- WHAT YOU SHOULD DO
A single number is the answer: the count of lines below that contain "American".

● ● ● ● ●

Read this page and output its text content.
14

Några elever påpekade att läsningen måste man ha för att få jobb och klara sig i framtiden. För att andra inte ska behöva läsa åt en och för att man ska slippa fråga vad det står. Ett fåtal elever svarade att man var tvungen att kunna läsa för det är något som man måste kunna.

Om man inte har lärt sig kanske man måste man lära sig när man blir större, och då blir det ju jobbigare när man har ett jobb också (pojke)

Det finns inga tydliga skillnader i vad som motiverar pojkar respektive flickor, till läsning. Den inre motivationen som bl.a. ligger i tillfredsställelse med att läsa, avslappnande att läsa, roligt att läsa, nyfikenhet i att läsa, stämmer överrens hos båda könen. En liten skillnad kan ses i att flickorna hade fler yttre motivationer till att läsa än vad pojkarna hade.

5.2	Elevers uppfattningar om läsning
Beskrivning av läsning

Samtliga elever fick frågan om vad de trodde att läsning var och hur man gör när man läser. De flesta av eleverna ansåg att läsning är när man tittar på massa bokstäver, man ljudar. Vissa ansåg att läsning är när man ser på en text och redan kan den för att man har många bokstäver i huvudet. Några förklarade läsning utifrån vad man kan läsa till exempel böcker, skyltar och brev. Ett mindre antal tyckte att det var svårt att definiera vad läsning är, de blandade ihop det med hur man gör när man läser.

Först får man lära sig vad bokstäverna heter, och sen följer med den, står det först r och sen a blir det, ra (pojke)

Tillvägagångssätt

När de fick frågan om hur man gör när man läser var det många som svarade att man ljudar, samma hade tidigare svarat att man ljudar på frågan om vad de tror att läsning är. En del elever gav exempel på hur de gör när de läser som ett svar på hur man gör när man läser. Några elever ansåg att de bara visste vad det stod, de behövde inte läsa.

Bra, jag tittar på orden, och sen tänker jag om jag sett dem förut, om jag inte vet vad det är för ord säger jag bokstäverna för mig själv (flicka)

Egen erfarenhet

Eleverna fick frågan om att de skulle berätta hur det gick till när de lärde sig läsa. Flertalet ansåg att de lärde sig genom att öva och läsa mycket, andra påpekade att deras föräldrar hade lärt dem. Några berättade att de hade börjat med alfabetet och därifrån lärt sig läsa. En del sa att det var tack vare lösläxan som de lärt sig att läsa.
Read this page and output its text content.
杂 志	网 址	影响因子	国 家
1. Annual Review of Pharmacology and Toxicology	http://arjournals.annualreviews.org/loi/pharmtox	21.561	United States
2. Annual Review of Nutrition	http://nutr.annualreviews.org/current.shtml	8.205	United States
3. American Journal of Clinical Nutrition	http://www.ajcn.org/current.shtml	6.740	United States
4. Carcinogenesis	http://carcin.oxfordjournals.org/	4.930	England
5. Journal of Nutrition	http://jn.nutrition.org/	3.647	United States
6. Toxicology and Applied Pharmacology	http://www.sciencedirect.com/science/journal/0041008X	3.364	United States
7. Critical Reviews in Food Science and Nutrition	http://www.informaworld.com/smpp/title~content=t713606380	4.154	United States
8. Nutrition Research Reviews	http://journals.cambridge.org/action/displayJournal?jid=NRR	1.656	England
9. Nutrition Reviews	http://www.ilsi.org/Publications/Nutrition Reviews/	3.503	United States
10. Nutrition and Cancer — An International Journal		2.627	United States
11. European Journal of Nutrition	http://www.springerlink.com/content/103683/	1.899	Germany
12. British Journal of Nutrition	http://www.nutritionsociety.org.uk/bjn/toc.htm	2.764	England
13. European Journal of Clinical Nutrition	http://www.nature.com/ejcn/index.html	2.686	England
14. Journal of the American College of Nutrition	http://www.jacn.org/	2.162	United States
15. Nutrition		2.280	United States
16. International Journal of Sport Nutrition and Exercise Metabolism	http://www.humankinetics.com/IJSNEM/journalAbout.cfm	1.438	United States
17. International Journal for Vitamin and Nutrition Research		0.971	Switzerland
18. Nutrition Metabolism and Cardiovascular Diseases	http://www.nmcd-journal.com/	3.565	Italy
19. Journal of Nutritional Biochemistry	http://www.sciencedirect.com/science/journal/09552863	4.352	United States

● ● ● ● ●

- RESPONSE AREA
2